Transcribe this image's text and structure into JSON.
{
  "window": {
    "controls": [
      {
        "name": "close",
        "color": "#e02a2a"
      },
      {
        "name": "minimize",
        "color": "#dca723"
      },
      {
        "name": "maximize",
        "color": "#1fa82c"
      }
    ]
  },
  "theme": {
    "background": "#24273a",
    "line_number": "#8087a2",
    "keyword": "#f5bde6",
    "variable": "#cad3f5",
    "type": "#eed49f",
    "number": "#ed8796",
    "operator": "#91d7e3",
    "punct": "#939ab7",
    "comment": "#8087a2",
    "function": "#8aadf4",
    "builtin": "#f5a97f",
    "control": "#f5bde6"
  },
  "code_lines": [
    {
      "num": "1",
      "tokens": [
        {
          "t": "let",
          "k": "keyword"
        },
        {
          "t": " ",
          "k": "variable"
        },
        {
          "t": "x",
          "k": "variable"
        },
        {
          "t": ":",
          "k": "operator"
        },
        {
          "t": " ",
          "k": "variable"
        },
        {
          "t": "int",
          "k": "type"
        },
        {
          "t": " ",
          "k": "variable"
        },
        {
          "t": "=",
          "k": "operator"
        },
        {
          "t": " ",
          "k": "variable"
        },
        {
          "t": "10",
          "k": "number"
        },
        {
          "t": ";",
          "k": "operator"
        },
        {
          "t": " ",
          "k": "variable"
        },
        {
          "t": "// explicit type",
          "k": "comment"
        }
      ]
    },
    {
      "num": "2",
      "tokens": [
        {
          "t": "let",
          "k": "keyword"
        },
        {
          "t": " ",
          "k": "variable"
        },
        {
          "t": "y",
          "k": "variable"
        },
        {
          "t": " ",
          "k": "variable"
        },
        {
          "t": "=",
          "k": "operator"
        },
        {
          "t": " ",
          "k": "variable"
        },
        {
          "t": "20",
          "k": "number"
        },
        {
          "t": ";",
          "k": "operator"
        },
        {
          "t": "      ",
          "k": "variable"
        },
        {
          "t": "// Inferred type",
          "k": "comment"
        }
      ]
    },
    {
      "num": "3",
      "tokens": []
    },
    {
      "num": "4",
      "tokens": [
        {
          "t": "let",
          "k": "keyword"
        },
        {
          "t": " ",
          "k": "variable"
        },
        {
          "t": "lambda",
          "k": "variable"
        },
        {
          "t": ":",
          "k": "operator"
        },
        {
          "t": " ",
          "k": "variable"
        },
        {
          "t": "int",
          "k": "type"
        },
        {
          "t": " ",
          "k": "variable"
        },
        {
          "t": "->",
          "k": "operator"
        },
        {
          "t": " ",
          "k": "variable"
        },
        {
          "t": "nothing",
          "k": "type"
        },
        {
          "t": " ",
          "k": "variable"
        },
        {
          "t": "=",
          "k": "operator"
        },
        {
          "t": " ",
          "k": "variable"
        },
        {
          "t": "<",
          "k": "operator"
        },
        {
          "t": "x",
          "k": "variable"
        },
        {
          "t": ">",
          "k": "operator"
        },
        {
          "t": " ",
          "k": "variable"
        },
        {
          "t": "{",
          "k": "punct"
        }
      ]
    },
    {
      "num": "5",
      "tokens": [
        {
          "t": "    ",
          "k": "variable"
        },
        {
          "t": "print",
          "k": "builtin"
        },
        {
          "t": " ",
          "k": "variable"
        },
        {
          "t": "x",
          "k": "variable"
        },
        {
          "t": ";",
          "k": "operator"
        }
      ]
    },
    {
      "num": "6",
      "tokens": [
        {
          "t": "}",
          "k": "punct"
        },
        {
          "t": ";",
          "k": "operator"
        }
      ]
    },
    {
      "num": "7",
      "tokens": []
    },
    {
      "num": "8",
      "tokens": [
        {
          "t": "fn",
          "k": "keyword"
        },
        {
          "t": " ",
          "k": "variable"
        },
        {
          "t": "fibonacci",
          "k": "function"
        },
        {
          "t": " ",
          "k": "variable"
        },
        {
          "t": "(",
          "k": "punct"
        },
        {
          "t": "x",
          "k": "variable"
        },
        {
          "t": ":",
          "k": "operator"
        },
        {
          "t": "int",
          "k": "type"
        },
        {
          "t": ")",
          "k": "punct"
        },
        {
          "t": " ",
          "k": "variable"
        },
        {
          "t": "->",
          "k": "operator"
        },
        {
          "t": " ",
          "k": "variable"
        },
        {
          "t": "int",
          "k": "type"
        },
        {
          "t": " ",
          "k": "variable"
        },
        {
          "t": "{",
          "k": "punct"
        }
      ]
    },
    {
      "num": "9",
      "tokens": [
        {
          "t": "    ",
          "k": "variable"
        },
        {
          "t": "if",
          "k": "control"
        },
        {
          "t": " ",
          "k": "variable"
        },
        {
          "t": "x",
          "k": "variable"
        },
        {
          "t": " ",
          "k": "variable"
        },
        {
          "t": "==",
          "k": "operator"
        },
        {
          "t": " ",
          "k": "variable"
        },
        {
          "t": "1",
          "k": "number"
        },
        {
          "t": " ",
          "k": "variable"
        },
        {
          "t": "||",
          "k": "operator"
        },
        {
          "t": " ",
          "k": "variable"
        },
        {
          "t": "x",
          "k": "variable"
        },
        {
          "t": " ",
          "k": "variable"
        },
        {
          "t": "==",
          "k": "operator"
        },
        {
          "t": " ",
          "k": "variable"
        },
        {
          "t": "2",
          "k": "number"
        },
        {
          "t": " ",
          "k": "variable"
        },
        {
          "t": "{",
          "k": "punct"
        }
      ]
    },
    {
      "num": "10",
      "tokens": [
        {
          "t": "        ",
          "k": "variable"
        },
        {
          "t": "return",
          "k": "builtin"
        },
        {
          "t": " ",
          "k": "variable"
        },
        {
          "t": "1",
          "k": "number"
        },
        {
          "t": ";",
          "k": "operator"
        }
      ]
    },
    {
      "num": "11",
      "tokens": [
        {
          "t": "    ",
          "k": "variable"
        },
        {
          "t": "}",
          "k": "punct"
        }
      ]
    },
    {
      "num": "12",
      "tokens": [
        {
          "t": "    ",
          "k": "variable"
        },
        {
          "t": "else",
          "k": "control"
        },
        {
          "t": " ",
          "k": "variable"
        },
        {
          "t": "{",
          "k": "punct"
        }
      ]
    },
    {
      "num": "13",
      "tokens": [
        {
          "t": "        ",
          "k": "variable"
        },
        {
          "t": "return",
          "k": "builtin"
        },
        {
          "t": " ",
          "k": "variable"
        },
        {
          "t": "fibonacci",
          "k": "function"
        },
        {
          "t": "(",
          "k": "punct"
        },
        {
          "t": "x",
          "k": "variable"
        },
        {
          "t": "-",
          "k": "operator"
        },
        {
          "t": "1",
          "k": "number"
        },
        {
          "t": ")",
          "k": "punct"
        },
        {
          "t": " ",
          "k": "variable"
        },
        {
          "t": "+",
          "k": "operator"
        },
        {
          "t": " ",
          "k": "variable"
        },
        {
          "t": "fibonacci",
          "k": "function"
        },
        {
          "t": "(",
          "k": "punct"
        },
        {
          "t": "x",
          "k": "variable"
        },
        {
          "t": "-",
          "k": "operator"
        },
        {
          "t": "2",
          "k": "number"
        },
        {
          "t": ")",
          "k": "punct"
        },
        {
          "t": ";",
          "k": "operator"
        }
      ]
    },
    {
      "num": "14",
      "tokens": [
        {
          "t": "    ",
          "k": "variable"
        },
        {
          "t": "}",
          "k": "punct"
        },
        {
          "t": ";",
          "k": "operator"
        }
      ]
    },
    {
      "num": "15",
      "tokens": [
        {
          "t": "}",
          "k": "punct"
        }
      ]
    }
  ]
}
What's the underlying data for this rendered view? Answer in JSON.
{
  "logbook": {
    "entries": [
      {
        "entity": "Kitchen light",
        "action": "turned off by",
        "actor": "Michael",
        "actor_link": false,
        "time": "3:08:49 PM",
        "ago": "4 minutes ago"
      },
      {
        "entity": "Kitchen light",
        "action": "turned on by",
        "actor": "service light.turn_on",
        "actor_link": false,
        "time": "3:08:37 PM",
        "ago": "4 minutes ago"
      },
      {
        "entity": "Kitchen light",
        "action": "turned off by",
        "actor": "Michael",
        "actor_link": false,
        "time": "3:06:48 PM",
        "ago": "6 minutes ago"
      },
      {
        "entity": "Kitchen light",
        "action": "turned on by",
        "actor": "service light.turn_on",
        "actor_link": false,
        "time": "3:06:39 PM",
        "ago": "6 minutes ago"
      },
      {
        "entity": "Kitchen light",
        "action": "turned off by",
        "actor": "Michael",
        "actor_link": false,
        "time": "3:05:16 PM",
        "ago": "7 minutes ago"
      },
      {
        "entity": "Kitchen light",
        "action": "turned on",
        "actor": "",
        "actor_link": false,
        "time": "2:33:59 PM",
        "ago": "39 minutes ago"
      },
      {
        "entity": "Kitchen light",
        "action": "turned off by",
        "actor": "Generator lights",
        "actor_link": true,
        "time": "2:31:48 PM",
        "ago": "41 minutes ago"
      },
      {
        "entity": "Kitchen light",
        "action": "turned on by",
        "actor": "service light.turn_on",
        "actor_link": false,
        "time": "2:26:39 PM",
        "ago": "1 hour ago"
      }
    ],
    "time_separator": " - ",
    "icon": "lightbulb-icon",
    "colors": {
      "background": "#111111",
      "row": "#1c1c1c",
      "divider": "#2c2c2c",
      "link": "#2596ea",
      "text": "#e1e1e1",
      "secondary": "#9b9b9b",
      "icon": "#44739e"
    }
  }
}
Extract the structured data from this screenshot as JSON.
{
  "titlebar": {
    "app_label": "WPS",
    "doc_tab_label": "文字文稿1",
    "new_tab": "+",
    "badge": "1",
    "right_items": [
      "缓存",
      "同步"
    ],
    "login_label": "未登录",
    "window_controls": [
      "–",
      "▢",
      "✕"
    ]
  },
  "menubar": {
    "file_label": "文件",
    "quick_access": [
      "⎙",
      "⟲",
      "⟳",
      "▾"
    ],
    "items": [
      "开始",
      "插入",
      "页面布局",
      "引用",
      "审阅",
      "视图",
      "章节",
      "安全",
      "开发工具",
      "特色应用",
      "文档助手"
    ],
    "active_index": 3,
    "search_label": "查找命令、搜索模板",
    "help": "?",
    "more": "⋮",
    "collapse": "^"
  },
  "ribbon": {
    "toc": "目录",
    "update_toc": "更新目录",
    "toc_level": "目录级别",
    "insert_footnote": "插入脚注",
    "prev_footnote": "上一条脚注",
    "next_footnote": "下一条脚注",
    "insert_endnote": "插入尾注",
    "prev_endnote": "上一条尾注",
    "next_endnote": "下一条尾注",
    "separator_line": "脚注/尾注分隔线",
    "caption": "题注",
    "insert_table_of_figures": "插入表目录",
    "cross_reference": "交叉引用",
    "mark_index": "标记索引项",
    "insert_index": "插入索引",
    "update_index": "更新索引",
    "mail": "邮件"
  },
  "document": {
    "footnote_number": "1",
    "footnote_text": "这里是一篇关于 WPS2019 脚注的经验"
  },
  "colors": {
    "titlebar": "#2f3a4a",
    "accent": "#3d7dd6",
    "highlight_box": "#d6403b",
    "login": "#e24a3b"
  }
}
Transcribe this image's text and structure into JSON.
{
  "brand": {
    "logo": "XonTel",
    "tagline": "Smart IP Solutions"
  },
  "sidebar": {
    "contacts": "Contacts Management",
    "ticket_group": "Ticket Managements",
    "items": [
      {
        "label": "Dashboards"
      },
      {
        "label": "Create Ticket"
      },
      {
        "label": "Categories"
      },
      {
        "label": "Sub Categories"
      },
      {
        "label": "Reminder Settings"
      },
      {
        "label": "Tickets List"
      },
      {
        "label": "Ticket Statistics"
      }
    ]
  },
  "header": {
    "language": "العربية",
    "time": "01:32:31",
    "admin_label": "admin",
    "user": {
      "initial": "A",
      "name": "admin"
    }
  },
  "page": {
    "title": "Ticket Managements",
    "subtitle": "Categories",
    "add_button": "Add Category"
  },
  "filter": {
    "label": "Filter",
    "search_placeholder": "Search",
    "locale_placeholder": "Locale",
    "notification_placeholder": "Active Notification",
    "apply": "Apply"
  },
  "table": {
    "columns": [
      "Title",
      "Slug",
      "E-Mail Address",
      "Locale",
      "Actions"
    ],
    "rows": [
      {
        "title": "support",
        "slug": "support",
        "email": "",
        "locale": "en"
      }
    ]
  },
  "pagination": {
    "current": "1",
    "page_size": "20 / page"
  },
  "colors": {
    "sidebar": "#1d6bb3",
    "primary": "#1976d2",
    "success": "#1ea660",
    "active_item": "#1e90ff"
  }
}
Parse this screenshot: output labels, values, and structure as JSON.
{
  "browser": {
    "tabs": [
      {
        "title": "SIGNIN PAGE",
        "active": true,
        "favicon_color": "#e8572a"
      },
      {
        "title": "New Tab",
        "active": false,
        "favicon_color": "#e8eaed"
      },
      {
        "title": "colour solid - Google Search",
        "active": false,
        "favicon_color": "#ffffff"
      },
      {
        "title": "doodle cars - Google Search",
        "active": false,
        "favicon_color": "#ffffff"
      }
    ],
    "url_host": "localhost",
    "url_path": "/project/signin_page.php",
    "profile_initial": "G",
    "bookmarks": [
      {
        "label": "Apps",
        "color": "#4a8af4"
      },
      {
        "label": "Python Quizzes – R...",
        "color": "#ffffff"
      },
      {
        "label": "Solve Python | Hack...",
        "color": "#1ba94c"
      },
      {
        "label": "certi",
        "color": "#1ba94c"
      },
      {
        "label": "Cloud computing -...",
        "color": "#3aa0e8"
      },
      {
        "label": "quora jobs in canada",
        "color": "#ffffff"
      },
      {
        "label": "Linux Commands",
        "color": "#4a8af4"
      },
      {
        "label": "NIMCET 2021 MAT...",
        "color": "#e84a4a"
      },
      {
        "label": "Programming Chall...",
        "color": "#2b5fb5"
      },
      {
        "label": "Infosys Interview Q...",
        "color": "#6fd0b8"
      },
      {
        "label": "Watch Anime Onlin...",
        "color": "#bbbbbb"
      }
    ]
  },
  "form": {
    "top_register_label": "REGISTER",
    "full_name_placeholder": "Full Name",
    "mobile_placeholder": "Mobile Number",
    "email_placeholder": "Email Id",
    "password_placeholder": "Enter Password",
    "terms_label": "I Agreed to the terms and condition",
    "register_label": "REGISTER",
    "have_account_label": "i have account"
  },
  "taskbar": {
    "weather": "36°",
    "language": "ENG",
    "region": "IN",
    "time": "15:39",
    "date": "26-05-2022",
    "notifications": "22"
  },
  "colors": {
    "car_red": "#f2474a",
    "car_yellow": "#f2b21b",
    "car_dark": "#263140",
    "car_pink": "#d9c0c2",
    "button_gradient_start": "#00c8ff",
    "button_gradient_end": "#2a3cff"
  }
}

→ **WHAT IS ASKED**: Show every line of the records above that contains the word "data".

→ **IN RESPONSE**:
What's the underlying data for this rendered view? Answer in JSON.
Extract the structured data from this screenshot as JSON.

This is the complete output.